Records:
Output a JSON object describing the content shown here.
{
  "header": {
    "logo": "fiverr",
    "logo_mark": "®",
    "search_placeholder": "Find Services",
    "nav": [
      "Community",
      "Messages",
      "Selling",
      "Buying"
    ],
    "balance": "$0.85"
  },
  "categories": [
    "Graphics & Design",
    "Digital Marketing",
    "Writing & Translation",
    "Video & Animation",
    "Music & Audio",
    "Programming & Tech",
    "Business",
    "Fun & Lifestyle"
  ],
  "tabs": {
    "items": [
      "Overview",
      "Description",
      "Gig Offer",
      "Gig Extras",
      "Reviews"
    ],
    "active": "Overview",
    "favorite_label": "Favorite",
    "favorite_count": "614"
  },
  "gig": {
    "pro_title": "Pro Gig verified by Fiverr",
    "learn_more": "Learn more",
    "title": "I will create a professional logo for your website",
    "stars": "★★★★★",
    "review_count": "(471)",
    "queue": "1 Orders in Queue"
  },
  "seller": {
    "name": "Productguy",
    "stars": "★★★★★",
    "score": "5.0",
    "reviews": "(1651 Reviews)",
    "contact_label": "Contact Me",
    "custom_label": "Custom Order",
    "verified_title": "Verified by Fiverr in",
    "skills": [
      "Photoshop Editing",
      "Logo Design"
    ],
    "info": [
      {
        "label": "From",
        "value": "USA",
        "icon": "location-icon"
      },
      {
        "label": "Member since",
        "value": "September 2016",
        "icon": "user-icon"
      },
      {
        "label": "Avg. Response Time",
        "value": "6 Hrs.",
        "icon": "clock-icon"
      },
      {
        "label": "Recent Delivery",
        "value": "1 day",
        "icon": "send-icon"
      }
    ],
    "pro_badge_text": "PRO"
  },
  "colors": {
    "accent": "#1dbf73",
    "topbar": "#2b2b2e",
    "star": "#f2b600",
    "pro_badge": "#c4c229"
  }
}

● What is required: Copy the records above exactly.

● Response for this exercise:
Output a JSON object describing the content shown here.
{
  "header": {
    "logo": "fiverr",
    "logo_mark": "®",
    "search_placeholder": "Find Services",
    "nav": [
      "Community",
      "Messages",
      "Selling",
      "Buying"
    ],
    "balance": "$0.85"
  },
  "categories": [
    "Graphics & Design",
    "Digital Marketing",
    "Writing & Translation",
    "Video & Animation",
    "Music & Audio",
    "Programming & Tech",
    "Business",
    "Fun & Lifestyle"
  ],
  "tabs": {
    "items": [
      "Overview",
      "Description",
      "Gig Offer",
      "Gig Extras",
      "Reviews"
    ],
    "active": "Overview",
    "favorite_label": "Favorite",
    "favorite_count": "614"
  },
  "gig": {
    "pro_title": "Pro Gig verified by Fiverr",
    "learn_more": "Learn more",
    "title": "I will create a professional logo for your website",
    "stars": "★★★★★",
    "review_count": "(471)",
    "queue": "1 Orders in Queue"
  },
  "seller": {
    "name": "Productguy",
    "stars": "★★★★★",
    "score": "5.0",
    "reviews": "(1651 Reviews)",
    "contact_label": "Contact Me",
    "custom_label": "Custom Order",
    "verified_title": "Verified by Fiverr in",
    "skills": [
      "Photoshop Editing",
      "Logo Design"
    ],
    "info": [
      {
        "label": "From",
        "value": "USA",
        "icon": "location-icon"
      },
      {
        "label": "Member since",
        "value": "September 2016",
        "icon": "user-icon"
      },
      {
        "label": "Avg. Response Time",
        "value": "6 Hrs.",
        "icon": "clock-icon"
      },
      {
        "label": "Recent Delivery",
        "value": "1 day",
        "icon": "send-icon"
      }
    ],
    "pro_badge_text": "PRO"
  },
  "colors": {
    "accent": "#1dbf73",
    "topbar": "#2b2b2e",
    "star": "#f2b600",
    "pro_badge": "#c4c229"
  }
}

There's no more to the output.